**Set task:** Give the data a second time, exactly and in full.

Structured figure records

____

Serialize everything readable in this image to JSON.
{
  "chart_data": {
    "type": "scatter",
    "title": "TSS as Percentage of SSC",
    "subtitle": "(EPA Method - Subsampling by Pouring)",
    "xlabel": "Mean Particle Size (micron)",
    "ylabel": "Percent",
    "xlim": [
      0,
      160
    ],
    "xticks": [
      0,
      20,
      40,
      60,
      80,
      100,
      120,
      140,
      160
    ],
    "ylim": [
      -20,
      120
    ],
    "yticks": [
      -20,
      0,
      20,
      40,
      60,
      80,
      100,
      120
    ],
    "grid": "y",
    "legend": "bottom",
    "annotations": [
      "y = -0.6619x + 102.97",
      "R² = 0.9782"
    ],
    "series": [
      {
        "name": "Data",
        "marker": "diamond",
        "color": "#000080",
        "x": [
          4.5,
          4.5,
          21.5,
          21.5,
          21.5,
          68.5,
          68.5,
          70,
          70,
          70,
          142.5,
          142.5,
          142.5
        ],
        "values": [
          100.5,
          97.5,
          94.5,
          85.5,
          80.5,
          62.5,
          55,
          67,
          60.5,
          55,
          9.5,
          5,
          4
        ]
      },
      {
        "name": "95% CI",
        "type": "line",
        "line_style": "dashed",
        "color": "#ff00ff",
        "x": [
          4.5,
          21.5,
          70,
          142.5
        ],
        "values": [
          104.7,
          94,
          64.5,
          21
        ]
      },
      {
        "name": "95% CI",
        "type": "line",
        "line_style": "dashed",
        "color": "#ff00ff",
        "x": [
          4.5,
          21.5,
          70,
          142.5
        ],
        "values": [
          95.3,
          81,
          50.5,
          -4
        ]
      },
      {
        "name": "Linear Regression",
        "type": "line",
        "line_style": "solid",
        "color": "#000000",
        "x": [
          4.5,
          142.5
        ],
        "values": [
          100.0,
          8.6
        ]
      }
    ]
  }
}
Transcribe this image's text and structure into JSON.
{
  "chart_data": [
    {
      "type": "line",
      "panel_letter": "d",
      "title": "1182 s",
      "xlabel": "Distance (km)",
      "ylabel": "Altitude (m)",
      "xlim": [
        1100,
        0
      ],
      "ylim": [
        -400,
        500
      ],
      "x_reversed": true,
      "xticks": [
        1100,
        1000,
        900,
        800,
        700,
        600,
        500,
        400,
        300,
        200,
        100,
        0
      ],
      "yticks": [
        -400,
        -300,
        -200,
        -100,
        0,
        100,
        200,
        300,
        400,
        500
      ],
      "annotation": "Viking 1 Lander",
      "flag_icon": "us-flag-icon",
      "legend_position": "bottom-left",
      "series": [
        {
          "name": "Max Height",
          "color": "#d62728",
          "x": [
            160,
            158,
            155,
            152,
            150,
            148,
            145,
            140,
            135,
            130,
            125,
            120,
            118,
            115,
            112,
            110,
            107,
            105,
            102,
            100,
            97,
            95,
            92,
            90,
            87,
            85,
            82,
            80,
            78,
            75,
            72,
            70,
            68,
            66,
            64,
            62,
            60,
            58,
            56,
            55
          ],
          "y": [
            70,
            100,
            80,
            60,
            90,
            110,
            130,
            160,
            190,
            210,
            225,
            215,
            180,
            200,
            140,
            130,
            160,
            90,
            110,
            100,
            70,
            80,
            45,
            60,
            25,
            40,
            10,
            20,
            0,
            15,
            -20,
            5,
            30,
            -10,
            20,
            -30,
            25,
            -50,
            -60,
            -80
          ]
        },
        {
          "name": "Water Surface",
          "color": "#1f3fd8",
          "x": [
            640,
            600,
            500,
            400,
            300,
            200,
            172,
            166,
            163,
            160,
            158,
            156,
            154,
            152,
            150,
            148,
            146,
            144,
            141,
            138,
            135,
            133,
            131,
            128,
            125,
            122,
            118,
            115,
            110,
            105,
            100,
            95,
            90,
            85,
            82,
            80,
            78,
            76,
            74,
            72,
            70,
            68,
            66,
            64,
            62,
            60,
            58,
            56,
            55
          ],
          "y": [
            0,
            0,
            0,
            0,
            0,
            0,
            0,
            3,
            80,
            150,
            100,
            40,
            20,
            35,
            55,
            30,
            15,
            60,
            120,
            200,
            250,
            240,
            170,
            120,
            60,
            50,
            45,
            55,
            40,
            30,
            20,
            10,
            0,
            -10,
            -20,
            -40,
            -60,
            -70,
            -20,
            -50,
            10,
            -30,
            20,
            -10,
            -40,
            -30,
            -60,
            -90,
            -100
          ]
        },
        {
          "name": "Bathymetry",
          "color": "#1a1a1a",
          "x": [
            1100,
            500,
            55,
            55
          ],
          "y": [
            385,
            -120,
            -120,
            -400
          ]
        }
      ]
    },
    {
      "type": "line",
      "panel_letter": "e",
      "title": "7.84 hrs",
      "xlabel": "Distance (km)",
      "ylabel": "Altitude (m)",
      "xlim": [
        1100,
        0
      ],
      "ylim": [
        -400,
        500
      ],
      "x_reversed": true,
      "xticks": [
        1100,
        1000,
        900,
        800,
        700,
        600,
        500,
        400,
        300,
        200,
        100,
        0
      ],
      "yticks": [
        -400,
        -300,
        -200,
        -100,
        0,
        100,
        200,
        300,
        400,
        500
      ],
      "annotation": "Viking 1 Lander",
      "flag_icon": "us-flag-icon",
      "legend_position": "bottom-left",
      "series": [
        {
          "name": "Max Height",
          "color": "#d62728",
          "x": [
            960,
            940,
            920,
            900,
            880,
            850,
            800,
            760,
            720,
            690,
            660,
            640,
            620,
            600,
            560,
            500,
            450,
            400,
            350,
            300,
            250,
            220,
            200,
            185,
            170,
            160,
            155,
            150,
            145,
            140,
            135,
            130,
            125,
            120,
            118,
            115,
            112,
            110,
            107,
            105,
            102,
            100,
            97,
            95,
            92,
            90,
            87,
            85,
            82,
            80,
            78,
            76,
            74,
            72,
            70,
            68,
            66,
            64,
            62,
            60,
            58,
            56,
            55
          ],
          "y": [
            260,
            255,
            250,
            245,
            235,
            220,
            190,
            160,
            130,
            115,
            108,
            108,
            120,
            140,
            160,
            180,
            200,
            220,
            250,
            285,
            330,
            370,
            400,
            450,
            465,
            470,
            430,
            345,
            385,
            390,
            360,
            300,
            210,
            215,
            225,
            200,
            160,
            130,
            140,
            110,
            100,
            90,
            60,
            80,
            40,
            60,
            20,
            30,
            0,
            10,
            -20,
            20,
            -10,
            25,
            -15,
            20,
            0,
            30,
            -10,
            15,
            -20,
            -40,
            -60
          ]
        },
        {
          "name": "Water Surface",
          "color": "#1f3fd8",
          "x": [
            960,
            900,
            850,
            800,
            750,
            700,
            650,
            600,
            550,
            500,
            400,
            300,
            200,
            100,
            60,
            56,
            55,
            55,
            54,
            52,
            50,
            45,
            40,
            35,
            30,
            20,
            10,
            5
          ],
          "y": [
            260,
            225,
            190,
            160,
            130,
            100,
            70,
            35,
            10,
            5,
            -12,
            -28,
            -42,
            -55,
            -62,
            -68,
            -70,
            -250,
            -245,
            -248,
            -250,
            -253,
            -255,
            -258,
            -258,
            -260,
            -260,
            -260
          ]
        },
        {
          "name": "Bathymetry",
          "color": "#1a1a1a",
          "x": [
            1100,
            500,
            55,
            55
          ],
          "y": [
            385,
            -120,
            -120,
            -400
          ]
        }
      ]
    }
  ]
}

____

**Task output:**
Serialize everything readable in this image to JSON.
{
  "chart_data": {
    "type": "scatter",
    "title": "TSS as Percentage of SSC",
    "subtitle": "(EPA Method - Subsampling by Pouring)",
    "xlabel": "Mean Particle Size (micron)",
    "ylabel": "Percent",
    "xlim": [
      0,
      160
    ],
    "xticks": [
      0,
      20,
      40,
      60,
      80,
      100,
      120,
      140,
      160
    ],
    "ylim": [
      -20,
      120
    ],
    "yticks": [
      -20,
      0,
      20,
      40,
      60,
      80,
      100,
      120
    ],
    "grid": "y",
    "legend": "bottom",
    "annotations": [
      "y = -0.6619x + 102.97",
      "R² = 0.9782"
    ],
    "series": [
      {
        "name": "Data",
        "marker": "diamond",
        "color": "#000080",
        "x": [
          4.5,
          4.5,
          21.5,
          21.5,
          21.5,
          68.5,
          68.5,
          70,
          70,
          70,
          142.5,
          142.5,
          142.5
        ],
        "values": [
          100.5,
          97.5,
          94.5,
          85.5,
          80.5,
          62.5,
          55,
          67,
          60.5,
          55,
          9.5,
          5,
          4
        ]
      },
      {
        "name": "95% CI",
        "type": "line",
        "line_style": "dashed",
        "color": "#ff00ff",
        "x": [
          4.5,
          21.5,
          70,
          142.5
        ],
        "values": [
          104.7,
          94,
          64.5,
          21
        ]
      },
      {
        "name": "95% CI",
        "type": "line",
        "line_style": "dashed",
        "color": "#ff00ff",
        "x": [
          4.5,
          21.5,
          70,
          142.5
        ],
        "values": [
          95.3,
          81,
          50.5,
          -4
        ]
      },
      {
        "name": "Linear Regression",
        "type": "line",
        "line_style": "solid",
        "color": "#000000",
        "x": [
          4.5,
          142.5
        ],
        "values": [
          100.0,
          8.6
        ]
      }
    ]
  }
}
Transcribe this image's text and structure into JSON.
{
  "chart_data": [
    {
      "type": "line",
      "panel_letter": "d",
      "title": "1182 s",
      "xlabel": "Distance (km)",
      "ylabel": "Altitude (m)",
      "xlim": [
        1100,
        0
      ],
      "ylim": [
        -400,
        500
      ],
      "x_reversed": true,
      "xticks": [
        1100,
        1000,
        900,
        800,
        700,
        600,
        500,
        400,
        300,
        200,
        100,
        0
      ],
      "yticks": [
        -400,
        -300,
        -200,
        -100,
        0,
        100,
        200,
        300,
        400,
        500
      ],
      "annotation": "Viking 1 Lander",
      "flag_icon": "us-flag-icon",
      "legend_position": "bottom-left",
      "series": [
        {
          "name": "Max Height",
          "color": "#d62728",
          "x": [
            160,
            158,
            155,
            152,
            150,
            148,
            145,
            140,
            135,
            130,
            125,
            120,
            118,
            115,
            112,
            110,
            107,
            105,
            102,
            100,
            97,
            95,
            92,
            90,
            87,
            85,
            82,
            80,
            78,
            75,
            72,
            70,
            68,
            66,
            64,
            62,
            60,
            58,
            56,
            55
          ],
          "y": [
            70,
            100,
            80,
            60,
            90,
            110,
            130,
            160,
            190,
            210,
            225,
            215,
            180,
            200,
            140,
            130,
            160,
            90,
            110,
            100,
            70,
            80,
            45,
            60,
            25,
            40,
            10,
            20,
            0,
            15,
            -20,
            5,
            30,
            -10,
            20,
            -30,
            25,
            -50,
            -60,
            -80
          ]
        },
        {
          "name": "Water Surface",
          "color": "#1f3fd8",
          "x": [
            640,
            600,
            500,
            400,
            300,
            200,
            172,
            166,
            163,
            160,
            158,
            156,
            154,
            152,
            150,
            148,
            146,
            144,
            141,
            138,
            135,
            133,
            131,
            128,
            125,
            122,
            118,
            115,
            110,
            105,
            100,
            95,
            90,
            85,
            82,
            80,
            78,
            76,
            74,
            72,
            70,
            68,
            66,
            64,
            62,
            60,
            58,
            56,
            55
          ],
          "y": [
            0,
            0,
            0,
            0,
            0,
            0,
            0,
            3,
            80,
            150,
            100,
            40,
            20,
            35,
            55,
            30,
            15,
            60,
            120,
            200,
            250,
            240,
            170,
            120,
            60,
            50,
            45,
            55,
            40,
            30,
            20,
            10,
            0,
            -10,
            -20,
            -40,
            -60,
            -70,
            -20,
            -50,
            10,
            -30,
            20,
            -10,
            -40,
            -30,
            -60,
            -90,
            -100
          ]
        },
        {
          "name": "Bathymetry",
          "color": "#1a1a1a",
          "x": [
            1100,
            500,
            55,
            55
          ],
          "y": [
            385,
            -120,
            -120,
            -400
          ]
        }
      ]
    },
    {
      "type": "line",
      "panel_letter": "e",
      "title": "7.84 hrs",
      "xlabel": "Distance (km)",
      "ylabel": "Altitude (m)",
      "xlim": [
        1100,
        0
      ],
      "ylim": [
        -400,
        500
      ],
      "x_reversed": true,
      "xticks": [
        1100,
        1000,
        900,
        800,
        700,
        600,
        500,
        400,
        300,
        200,
        100,
        0
      ],
      "yticks": [
        -400,
        -300,
        -200,
        -100,
        0,
        100,
        200,
        300,
        400,
        500
      ],
      "annotation": "Viking 1 Lander",
      "flag_icon": "us-flag-icon",
      "legend_position": "bottom-left",
      "series": [
        {
          "name": "Max Height",
          "color": "#d62728",
          "x": [
            960,
            940,
            920,
            900,
            880,
            850,
            800,
            760,
            720,
            690,
            660,
            640,
            620,
            600,
            560,
            500,
            450,
            400,
            350,
            300,
            250,
            220,
            200,
            185,
            170,
            160,
            155,
            150,
            145,
            140,
            135,
            130,
            125,
            120,
            118,
            115,
            112,
            110,
            107,
            105,
            102,
            100,
            97,
            95,
            92,
            90,
            87,
            85,
            82,
            80,
            78,
            76,
            74,
            72,
            70,
            68,
            66,
            64,
            62,
            60,
            58,
            56,
            55
          ],
          "y": [
            260,
            255,
            250,
            245,
            235,
            220,
            190,
            160,
            130,
            115,
            108,
            108,
            120,
            140,
            160,
            180,
            200,
            220,
            250,
            285,
            330,
            370,
            400,
            450,
            465,
            470,
            430,
            345,
            385,
            390,
            360,
            300,
            210,
            215,
            225,
            200,
            160,
            130,
            140,
            110,
            100,
            90,
            60,
            80,
            40,
            60,
            20,
            30,
            0,
            10,
            -20,
            20,
            -10,
            25,
            -15,
            20,
            0,
            30,
            -10,
            15,
            -20,
            -40,
            -60
          ]
        },
        {
          "name": "Water Surface",
          "color": "#1f3fd8",
          "x": [
            960,
            900,
            850,
            800,
            750,
            700,
            650,
            600,
            550,
            500,
            400,
            300,
            200,
            100,
            60,
            56,
            55,
            55,
            54,
            52,
            50,
            45,
            40,
            35,
            30,
            20,
            10,
            5
          ],
          "y": [
            260,
            225,
            190,
            160,
            130,
            100,
            70,
            35,
            10,
            5,
            -12,
            -28,
            -42,
            -55,
            -62,
            -68,
            -70,
            -250,
            -245,
            -248,
            -250,
            -253,
            -255,
            -258,
            -258,
            -260,
            -260,
            -260
          ]
        },
        {
          "name": "Bathymetry",
          "color": "#1a1a1a",
          "x": [
            1100,
            500,
            55,
            55
          ],
          "y": [
            385,
            -120,
            -120,
            -400
          ]
        }
      ]
    }
  ]
}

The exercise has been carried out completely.